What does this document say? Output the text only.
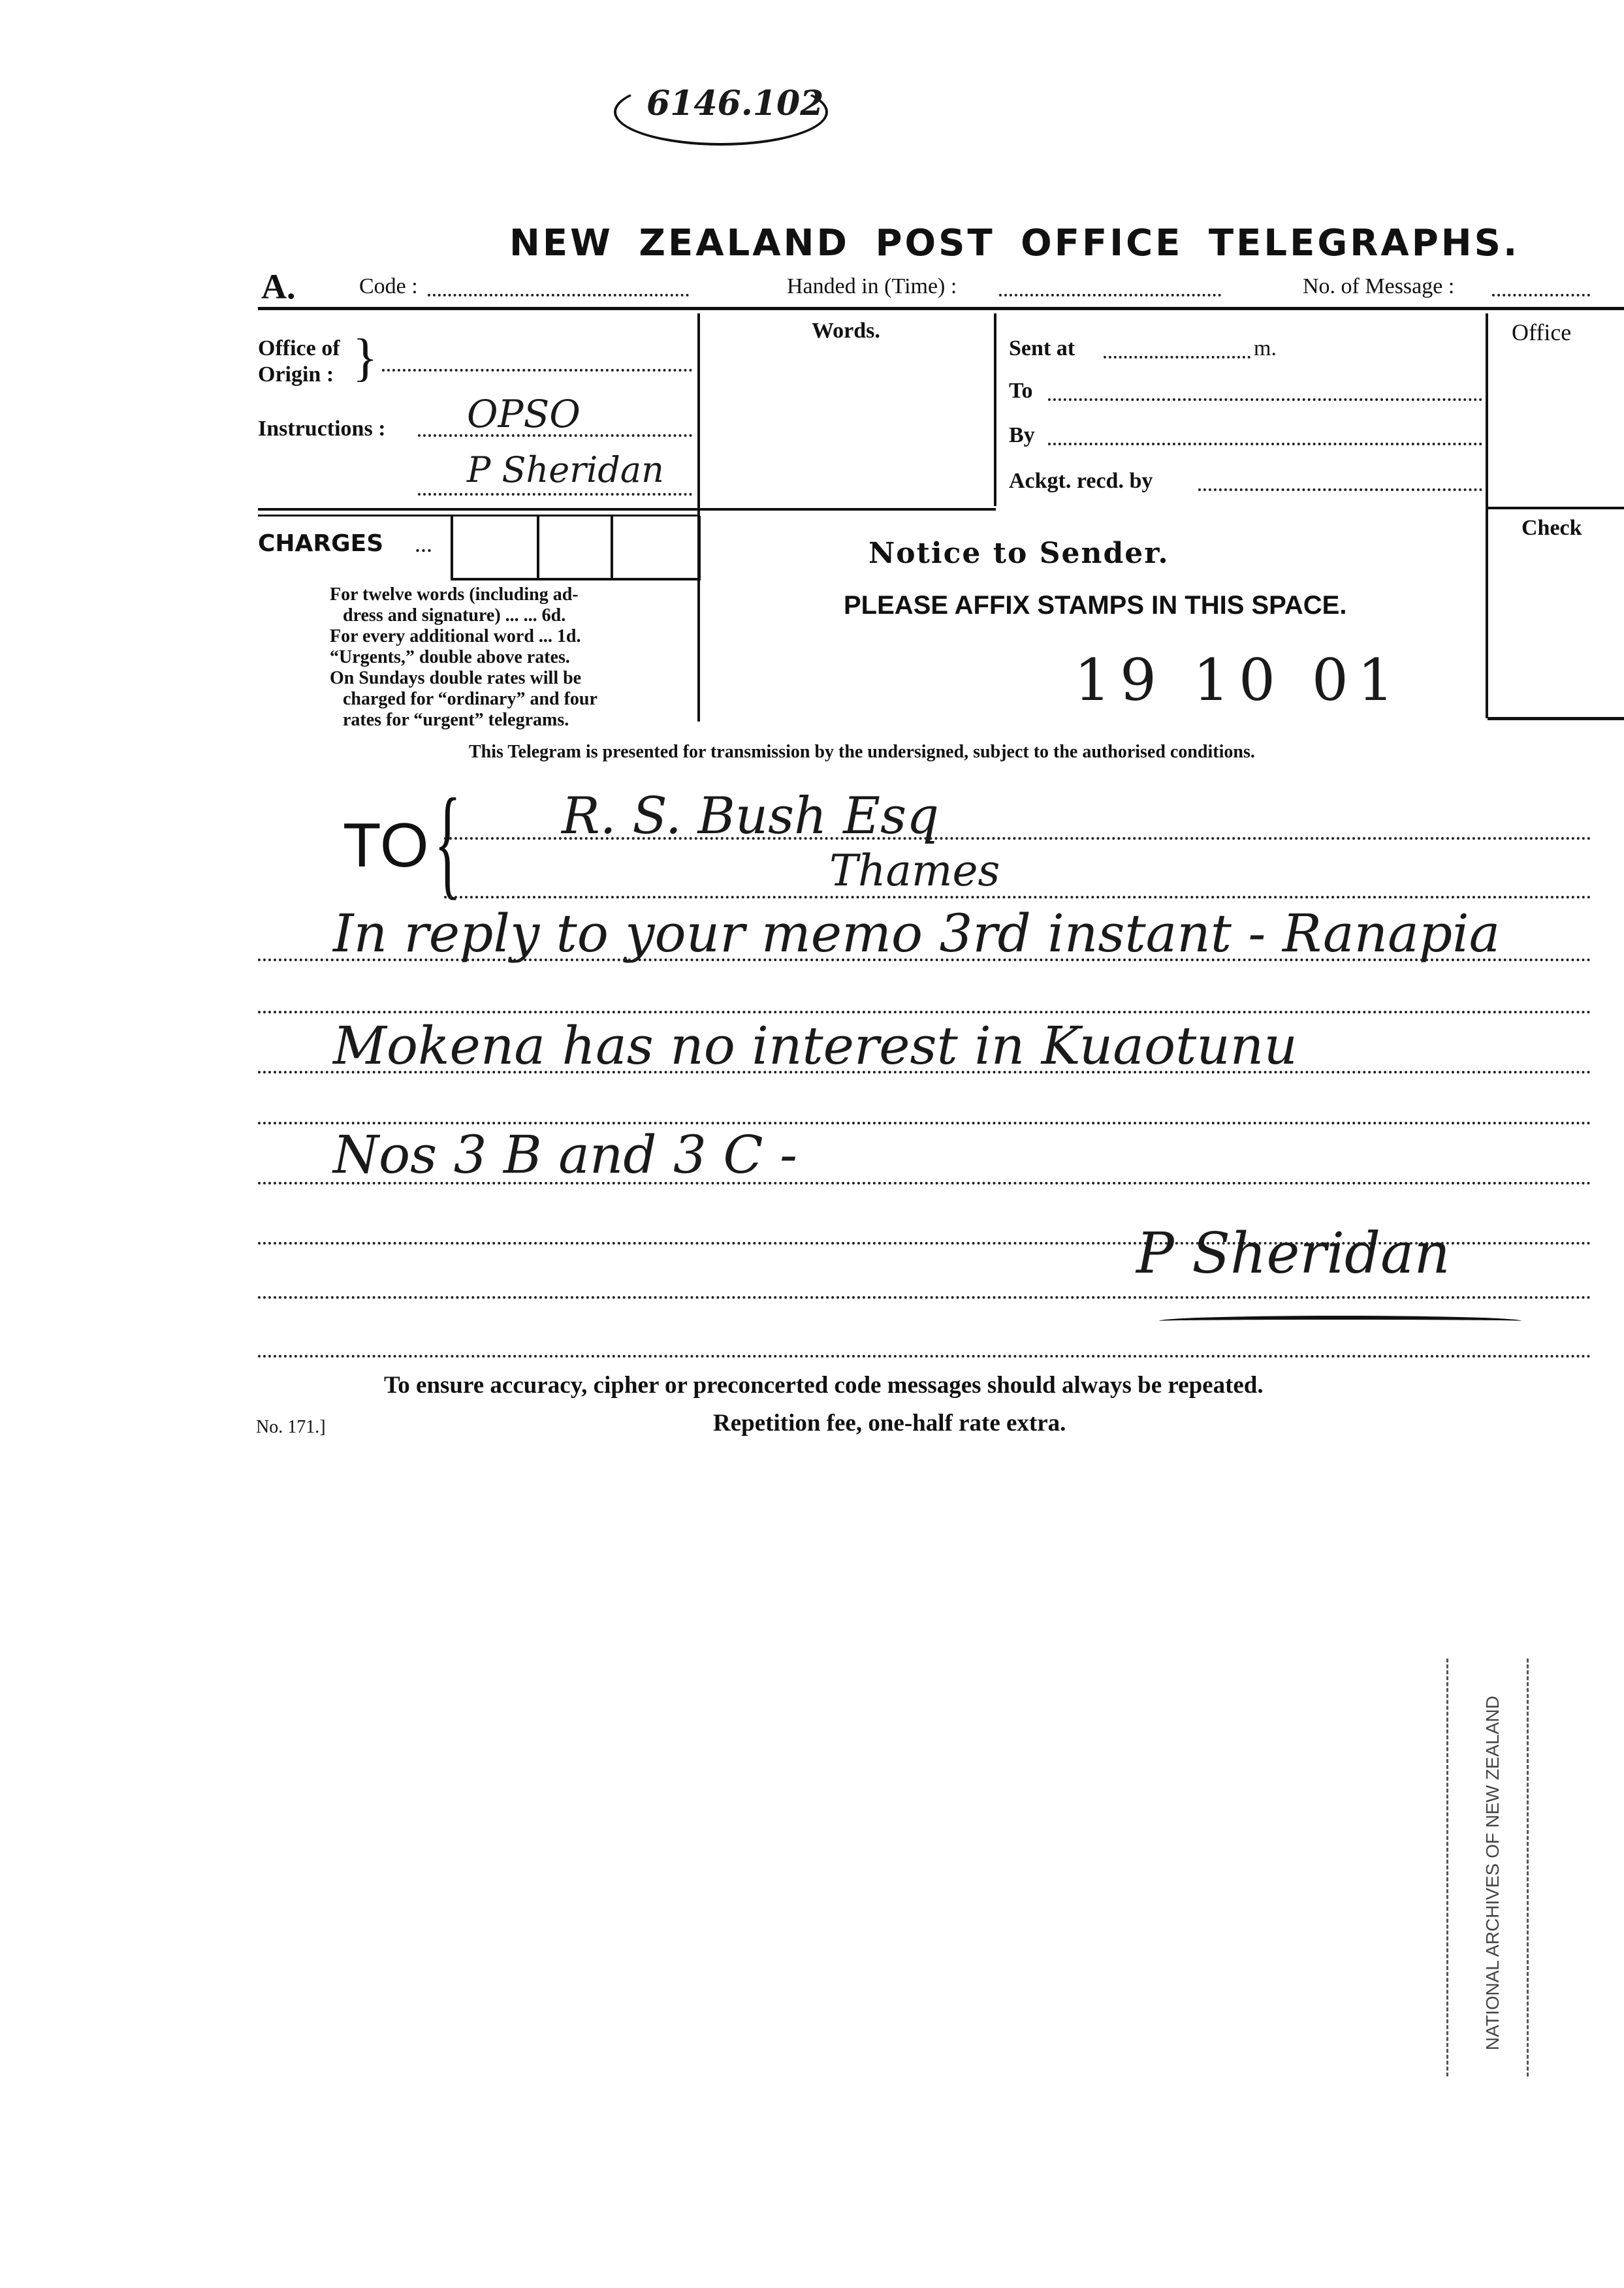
6146.102
NEW ZEALAND POST OFFICE TELEGRAPHS.
A.	Code :	Handed in (Time) :	No. of Message :
Office of
Origin : }
Instructions : OPSO
P Sheridan
Words.
Sent at	m.
To
By
Ackgt. recd. by
Office
Check
CHARGES ...
For twelve words (including ad-
dress and signature) ... ... 6d.
For every additional word ... 1d.
“Urgents,” double above rates.
On Sundays double rates will be
charged for “ordinary” and four
rates for “urgent” telegrams.
Notice to Sender.
PLEASE AFFIX STAMPS IN THIS SPACE.
19 10 01
This Telegram is presented for transmission by the undersigned, subject to the authorised conditions.
TO { R. S. Bush Esq
Thames
In reply to your memo 3rd instant - Ranapia
Mokena has no interest in Kuaotunu
Nos 3 B and 3 C -
P Sheridan
To ensure accuracy, cipher or preconcerted code messages should always be repeated.
No. 171.]	Repetition fee, one-half rate extra.
NATIONAL ARCHIVES OF NEW ZEALAND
□ □ □ □
Written instruction :: Pick out all lines from the data above in which the word "double" appears.

Solution to this exercise ::
“Urgents,” double above rates.
On Sundays double rates will be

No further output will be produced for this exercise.